Copy every line from the material below that holds "شيبة".
+++ Data supplied +++
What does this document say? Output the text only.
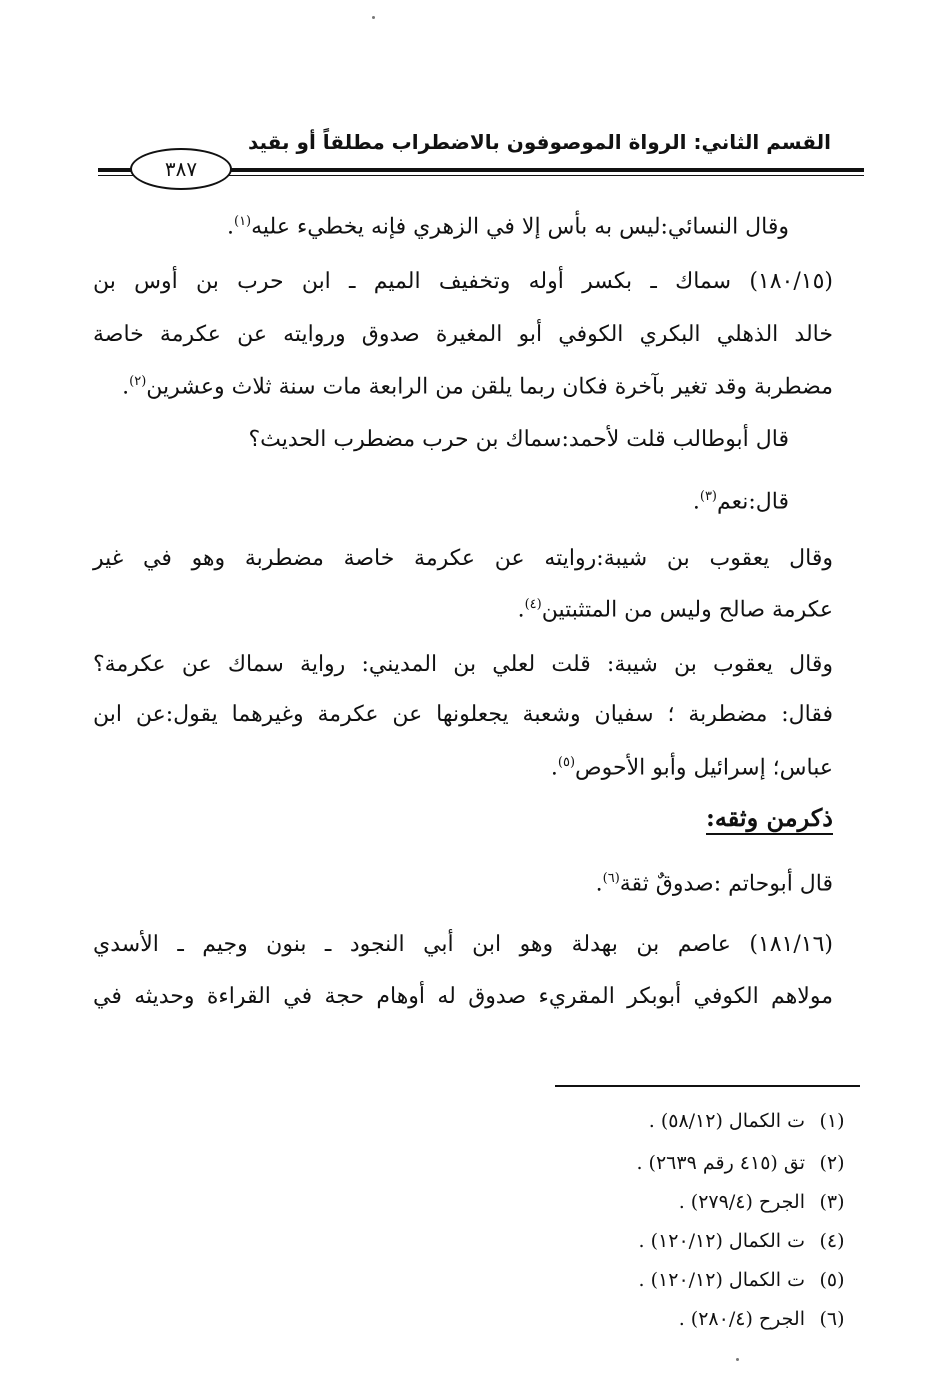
القسم الثاني: الرواة الموصوفون بالاضطراب مطلقاً أو بقيد
٣٨٧
وقال النسائي:ليس به بأس إلا في الزهري فإنه يخطيء عليه$^{(١)}$.
(١٨٠/١٥) سماك ـ بكسر أوله وتخفيف الميم ـ ابن حرب بن أوس بن
خالد الذهلي البكري الكوفي أبو المغيرة صدوق وروايته عن عكرمة خاصة
مضطربة وقد تغير بآخرة فكان ربما يلقن من الرابعة مات سنة ثلاث وعشرين$^{(٢)}$.
قال أبوطالب قلت لأحمد:سماك بن حرب مضطرب الحديث؟
قال:نعم$^{(٣)}$.
وقال يعقوب بن شيبة:روايته عن عكرمة خاصة مضطربة وهو في غير
عكرمة صالح وليس من المتثبتين$^{(٤)}$.
وقال يعقوب بن شيبة: قلت لعلي بن المديني: رواية سماك عن عكرمة؟
فقال: مضطربة ؛ سفيان وشعبة يجعلونها عن عكرمة وغيرهما يقول:عن ابن
عباس؛ إسرائيل وأبو الأحوص$^{(٥)}$.
ذكرمن وثقه:
قال أبوحاتم :صدوقٌ ثقة$^{(٦)}$.
(١٨١/١٦) عاصم بن بهدلة وهو ابن أبي النجود ـ بنون وجيم ـ الأسدي
مولاهم الكوفي أبوبكر المقريء صدوق له أوهام حجة في القراءة وحديثه في
(١)ت الكمال (٥٨/١٢) .
(٢)تق (٤١٥ رقم ٢٦٣٩) .
(٣)الجرح (٢٧٩/٤) .
(٤)ت الكمال (١٢٠/١٢) .
(٥)ت الكمال (١٢٠/١٢) .
(٦)الجرح (٢٨٠/٤) .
+++
§ **Exercise output**:
وقال يعقوب بن شيبة:روايته عن عكرمة خاصة مضطربة وهو في غير
وقال يعقوب بن شيبة: قلت لعلي بن المديني: رواية سماك عن عكرمة؟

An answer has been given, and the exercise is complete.